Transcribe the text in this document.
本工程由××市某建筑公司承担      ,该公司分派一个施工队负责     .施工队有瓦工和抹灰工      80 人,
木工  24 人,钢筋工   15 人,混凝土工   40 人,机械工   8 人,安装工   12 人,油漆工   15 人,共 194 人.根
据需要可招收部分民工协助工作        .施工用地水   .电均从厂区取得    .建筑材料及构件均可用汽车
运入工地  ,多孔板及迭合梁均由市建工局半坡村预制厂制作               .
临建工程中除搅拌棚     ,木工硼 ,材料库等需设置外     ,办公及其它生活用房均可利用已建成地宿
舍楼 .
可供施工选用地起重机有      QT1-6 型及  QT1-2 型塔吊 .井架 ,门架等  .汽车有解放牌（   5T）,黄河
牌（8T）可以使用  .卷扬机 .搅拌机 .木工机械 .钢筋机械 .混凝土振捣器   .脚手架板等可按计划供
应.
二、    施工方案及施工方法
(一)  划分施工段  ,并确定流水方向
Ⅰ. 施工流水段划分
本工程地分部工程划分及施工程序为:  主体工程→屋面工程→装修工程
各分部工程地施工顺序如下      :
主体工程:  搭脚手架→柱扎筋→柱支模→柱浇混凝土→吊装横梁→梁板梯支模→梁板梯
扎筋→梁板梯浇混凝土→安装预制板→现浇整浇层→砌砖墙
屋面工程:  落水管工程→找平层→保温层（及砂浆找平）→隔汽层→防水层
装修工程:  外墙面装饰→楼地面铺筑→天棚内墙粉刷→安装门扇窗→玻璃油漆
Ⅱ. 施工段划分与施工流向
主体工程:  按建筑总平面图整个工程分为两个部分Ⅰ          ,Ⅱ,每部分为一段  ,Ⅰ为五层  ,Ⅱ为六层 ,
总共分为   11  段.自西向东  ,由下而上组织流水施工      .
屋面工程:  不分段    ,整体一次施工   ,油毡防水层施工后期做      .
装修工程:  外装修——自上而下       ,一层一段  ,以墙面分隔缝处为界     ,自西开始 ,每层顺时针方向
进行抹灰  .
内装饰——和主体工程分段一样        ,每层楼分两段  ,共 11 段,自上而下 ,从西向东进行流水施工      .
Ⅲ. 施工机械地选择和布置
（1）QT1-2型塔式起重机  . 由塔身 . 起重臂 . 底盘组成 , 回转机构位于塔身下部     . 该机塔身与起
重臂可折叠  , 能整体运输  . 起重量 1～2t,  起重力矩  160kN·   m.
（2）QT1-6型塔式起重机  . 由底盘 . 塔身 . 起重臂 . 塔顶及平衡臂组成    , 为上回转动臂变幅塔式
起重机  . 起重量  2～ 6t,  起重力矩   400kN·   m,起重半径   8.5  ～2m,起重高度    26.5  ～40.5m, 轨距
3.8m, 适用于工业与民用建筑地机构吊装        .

_ _ _ _

■ **EXERCISE PROMPT**
Of the lines above, how many contain the string "装修工程"? Only the number is required.

■ **TASK RESULT**
3